● **Problem description**:
Please print the full listing exactly.

● **Supplied material**:
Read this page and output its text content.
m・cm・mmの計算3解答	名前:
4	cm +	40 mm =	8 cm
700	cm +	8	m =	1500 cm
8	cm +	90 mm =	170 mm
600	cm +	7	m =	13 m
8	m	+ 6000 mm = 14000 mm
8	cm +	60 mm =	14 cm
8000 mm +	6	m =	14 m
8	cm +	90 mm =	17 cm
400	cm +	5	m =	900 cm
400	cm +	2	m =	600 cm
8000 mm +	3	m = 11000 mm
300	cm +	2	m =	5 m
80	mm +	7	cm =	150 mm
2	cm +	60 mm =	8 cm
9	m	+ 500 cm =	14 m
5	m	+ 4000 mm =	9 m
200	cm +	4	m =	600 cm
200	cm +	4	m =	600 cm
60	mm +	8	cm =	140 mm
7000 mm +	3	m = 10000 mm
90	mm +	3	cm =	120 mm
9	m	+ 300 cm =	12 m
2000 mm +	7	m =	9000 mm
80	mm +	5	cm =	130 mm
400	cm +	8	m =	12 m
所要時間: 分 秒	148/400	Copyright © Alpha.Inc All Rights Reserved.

● **Finished answer**:
Read this page and output its text content.
m・cm・mmの計算3解答	名前:
4	cm +	40 mm =	8 cm
700	cm +	8	m =	1500 cm
8	cm +	90 mm =	170 mm
600	cm +	7	m =	13 m
8	m	+ 6000 mm = 14000 mm
8	cm +	60 mm =	14 cm
8000 mm +	6	m =	14 m
8	cm +	90 mm =	17 cm
400	cm +	5	m =	900 cm
400	cm +	2	m =	600 cm
8000 mm +	3	m = 11000 mm
300	cm +	2	m =	5 m
80	mm +	7	cm =	150 mm
2	cm +	60 mm =	8 cm
9	m	+ 500 cm =	14 m
5	m	+ 4000 mm =	9 m
200	cm +	4	m =	600 cm
200	cm +	4	m =	600 cm
60	mm +	8	cm =	140 mm
7000 mm +	3	m = 10000 mm
90	mm +	3	cm =	120 mm
9	m	+ 300 cm =	12 m
2000 mm +	7	m =	9000 mm
80	mm +	5	cm =	130 mm
400	cm +	8	m =	12 m
所要時間: 分 秒	148/400	Copyright © Alpha.Inc All Rights Reserved.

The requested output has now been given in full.